** Request **
Retype the material below. Keep every word exactly as it is.
=====
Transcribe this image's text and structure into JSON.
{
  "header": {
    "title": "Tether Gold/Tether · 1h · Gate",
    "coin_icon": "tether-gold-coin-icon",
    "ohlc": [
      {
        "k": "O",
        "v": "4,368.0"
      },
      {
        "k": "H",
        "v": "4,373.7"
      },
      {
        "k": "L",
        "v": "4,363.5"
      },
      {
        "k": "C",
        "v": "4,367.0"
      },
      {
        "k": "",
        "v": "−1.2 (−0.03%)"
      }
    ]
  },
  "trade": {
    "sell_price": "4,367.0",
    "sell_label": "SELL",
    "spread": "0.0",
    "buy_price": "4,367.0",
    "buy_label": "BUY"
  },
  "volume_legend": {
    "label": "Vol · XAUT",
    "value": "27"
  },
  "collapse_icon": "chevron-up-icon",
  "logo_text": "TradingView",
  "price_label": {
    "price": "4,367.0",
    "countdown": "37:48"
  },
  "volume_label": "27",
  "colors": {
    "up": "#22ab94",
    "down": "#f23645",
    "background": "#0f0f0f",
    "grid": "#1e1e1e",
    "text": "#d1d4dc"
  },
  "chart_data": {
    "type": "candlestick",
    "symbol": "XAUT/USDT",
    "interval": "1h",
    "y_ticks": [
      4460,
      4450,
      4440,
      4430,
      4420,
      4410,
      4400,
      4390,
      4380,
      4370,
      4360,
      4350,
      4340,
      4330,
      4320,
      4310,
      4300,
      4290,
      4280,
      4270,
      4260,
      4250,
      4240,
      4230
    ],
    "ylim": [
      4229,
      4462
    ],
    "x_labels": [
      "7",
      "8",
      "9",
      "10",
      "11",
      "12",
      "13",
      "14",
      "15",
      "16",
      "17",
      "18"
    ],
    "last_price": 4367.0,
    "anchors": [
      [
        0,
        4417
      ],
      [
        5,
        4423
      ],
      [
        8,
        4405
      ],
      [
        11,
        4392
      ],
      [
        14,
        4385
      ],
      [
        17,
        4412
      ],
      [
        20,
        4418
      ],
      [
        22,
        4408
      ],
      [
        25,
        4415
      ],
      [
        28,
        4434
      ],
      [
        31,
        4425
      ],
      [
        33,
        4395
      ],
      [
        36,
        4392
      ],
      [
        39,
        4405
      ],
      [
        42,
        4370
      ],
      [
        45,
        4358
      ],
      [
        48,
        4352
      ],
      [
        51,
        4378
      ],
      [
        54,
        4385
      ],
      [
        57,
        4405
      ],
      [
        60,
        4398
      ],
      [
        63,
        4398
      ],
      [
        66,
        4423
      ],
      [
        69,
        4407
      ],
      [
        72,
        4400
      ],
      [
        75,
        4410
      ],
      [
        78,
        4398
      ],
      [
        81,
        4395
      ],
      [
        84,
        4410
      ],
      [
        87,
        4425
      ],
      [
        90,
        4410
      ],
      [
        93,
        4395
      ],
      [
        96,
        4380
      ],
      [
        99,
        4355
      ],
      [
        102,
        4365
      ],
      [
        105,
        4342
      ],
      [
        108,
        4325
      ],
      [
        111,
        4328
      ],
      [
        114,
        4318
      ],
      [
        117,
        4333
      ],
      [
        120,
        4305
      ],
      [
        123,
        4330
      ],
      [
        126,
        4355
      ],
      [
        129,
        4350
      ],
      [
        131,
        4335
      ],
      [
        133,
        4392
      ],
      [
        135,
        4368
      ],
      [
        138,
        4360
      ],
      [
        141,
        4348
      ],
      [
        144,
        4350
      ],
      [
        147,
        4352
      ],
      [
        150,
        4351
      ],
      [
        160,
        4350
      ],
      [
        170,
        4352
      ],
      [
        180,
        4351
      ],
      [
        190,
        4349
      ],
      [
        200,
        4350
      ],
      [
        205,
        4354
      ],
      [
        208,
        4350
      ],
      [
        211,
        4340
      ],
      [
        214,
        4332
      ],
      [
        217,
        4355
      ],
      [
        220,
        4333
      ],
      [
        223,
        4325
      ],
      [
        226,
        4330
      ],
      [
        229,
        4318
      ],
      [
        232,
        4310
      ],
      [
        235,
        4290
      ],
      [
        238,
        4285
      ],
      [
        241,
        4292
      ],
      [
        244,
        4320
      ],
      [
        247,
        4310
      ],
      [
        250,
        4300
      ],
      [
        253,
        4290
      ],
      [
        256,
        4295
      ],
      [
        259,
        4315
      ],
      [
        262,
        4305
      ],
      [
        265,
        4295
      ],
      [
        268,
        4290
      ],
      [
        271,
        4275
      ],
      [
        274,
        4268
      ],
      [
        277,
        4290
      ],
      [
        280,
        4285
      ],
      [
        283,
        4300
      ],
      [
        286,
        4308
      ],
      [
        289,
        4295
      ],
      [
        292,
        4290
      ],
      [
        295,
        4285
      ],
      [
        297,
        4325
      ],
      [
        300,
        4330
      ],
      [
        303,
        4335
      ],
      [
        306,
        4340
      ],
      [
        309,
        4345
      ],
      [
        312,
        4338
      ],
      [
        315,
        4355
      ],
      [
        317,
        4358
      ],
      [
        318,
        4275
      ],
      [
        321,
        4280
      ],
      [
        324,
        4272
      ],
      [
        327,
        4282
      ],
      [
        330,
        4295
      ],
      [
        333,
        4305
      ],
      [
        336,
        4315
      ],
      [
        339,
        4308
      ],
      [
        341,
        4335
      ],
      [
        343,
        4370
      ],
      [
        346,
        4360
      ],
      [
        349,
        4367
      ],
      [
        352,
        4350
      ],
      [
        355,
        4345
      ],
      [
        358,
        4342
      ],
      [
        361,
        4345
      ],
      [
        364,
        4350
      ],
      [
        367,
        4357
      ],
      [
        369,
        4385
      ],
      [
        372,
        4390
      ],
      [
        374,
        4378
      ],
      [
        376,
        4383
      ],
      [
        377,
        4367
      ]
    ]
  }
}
=====
** Written solution **
Transcribe this image's text and structure into JSON.
{
  "header": {
    "title": "Tether Gold/Tether · 1h · Gate",
    "coin_icon": "tether-gold-coin-icon",
    "ohlc": [
      {
        "k": "O",
        "v": "4,368.0"
      },
      {
        "k": "H",
        "v": "4,373.7"
      },
      {
        "k": "L",
        "v": "4,363.5"
      },
      {
        "k": "C",
        "v": "4,367.0"
      },
      {
        "k": "",
        "v": "−1.2 (−0.03%)"
      }
    ]
  },
  "trade": {
    "sell_price": "4,367.0",
    "sell_label": "SELL",
    "spread": "0.0",
    "buy_price": "4,367.0",
    "buy_label": "BUY"
  },
  "volume_legend": {
    "label": "Vol · XAUT",
    "value": "27"
  },
  "collapse_icon": "chevron-up-icon",
  "logo_text": "TradingView",
  "price_label": {
    "price": "4,367.0",
    "countdown": "37:48"
  },
  "volume_label": "27",
  "colors": {
    "up": "#22ab94",
    "down": "#f23645",
    "background": "#0f0f0f",
    "grid": "#1e1e1e",
    "text": "#d1d4dc"
  },
  "chart_data": {
    "type": "candlestick",
    "symbol": "XAUT/USDT",
    "interval": "1h",
    "y_ticks": [
      4460,
      4450,
      4440,
      4430,
      4420,
      4410,
      4400,
      4390,
      4380,
      4370,
      4360,
      4350,
      4340,
      4330,
      4320,
      4310,
      4300,
      4290,
      4280,
      4270,
      4260,
      4250,
      4240,
      4230
    ],
    "ylim": [
      4229,
      4462
    ],
    "x_labels": [
      "7",
      "8",
      "9",
      "10",
      "11",
      "12",
      "13",
      "14",
      "15",
      "16",
      "17",
      "18"
    ],
    "last_price": 4367.0,
    "anchors": [
      [
        0,
        4417
      ],
      [
        5,
        4423
      ],
      [
        8,
        4405
      ],
      [
        11,
        4392
      ],
      [
        14,
        4385
      ],
      [
        17,
        4412
      ],
      [
        20,
        4418
      ],
      [
        22,
        4408
      ],
      [
        25,
        4415
      ],
      [
        28,
        4434
      ],
      [
        31,
        4425
      ],
      [
        33,
        4395
      ],
      [
        36,
        4392
      ],
      [
        39,
        4405
      ],
      [
        42,
        4370
      ],
      [
        45,
        4358
      ],
      [
        48,
        4352
      ],
      [
        51,
        4378
      ],
      [
        54,
        4385
      ],
      [
        57,
        4405
      ],
      [
        60,
        4398
      ],
      [
        63,
        4398
      ],
      [
        66,
        4423
      ],
      [
        69,
        4407
      ],
      [
        72,
        4400
      ],
      [
        75,
        4410
      ],
      [
        78,
        4398
      ],
      [
        81,
        4395
      ],
      [
        84,
        4410
      ],
      [
        87,
        4425
      ],
      [
        90,
        4410
      ],
      [
        93,
        4395
      ],
      [
        96,
        4380
      ],
      [
        99,
        4355
      ],
      [
        102,
        4365
      ],
      [
        105,
        4342
      ],
      [
        108,
        4325
      ],
      [
        111,
        4328
      ],
      [
        114,
        4318
      ],
      [
        117,
        4333
      ],
      [
        120,
        4305
      ],
      [
        123,
        4330
      ],
      [
        126,
        4355
      ],
      [
        129,
        4350
      ],
      [
        131,
        4335
      ],
      [
        133,
        4392
      ],
      [
        135,
        4368
      ],
      [
        138,
        4360
      ],
      [
        141,
        4348
      ],
      [
        144,
        4350
      ],
      [
        147,
        4352
      ],
      [
        150,
        4351
      ],
      [
        160,
        4350
      ],
      [
        170,
        4352
      ],
      [
        180,
        4351
      ],
      [
        190,
        4349
      ],
      [
        200,
        4350
      ],
      [
        205,
        4354
      ],
      [
        208,
        4350
      ],
      [
        211,
        4340
      ],
      [
        214,
        4332
      ],
      [
        217,
        4355
      ],
      [
        220,
        4333
      ],
      [
        223,
        4325
      ],
      [
        226,
        4330
      ],
      [
        229,
        4318
      ],
      [
        232,
        4310
      ],
      [
        235,
        4290
      ],
      [
        238,
        4285
      ],
      [
        241,
        4292
      ],
      [
        244,
        4320
      ],
      [
        247,
        4310
      ],
      [
        250,
        4300
      ],
      [
        253,
        4290
      ],
      [
        256,
        4295
      ],
      [
        259,
        4315
      ],
      [
        262,
        4305
      ],
      [
        265,
        4295
      ],
      [
        268,
        4290
      ],
      [
        271,
        4275
      ],
      [
        274,
        4268
      ],
      [
        277,
        4290
      ],
      [
        280,
        4285
      ],
      [
        283,
        4300
      ],
      [
        286,
        4308
      ],
      [
        289,
        4295
      ],
      [
        292,
        4290
      ],
      [
        295,
        4285
      ],
      [
        297,
        4325
      ],
      [
        300,
        4330
      ],
      [
        303,
        4335
      ],
      [
        306,
        4340
      ],
      [
        309,
        4345
      ],
      [
        312,
        4338
      ],
      [
        315,
        4355
      ],
      [
        317,
        4358
      ],
      [
        318,
        4275
      ],
      [
        321,
        4280
      ],
      [
        324,
        4272
      ],
      [
        327,
        4282
      ],
      [
        330,
        4295
      ],
      [
        333,
        4305
      ],
      [
        336,
        4315
      ],
      [
        339,
        4308
      ],
      [
        341,
        4335
      ],
      [
        343,
        4370
      ],
      [
        346,
        4360
      ],
      [
        349,
        4367
      ],
      [
        352,
        4350
      ],
      [
        355,
        4345
      ],
      [
        358,
        4342
      ],
      [
        361,
        4345
      ],
      [
        364,
        4350
      ],
      [
        367,
        4357
      ],
      [
        369,
        4385
      ],
      [
        372,
        4390
      ],
      [
        374,
        4378
      ],
      [
        376,
        4383
      ],
      [
        377,
        4367
      ]
    ]
  }
}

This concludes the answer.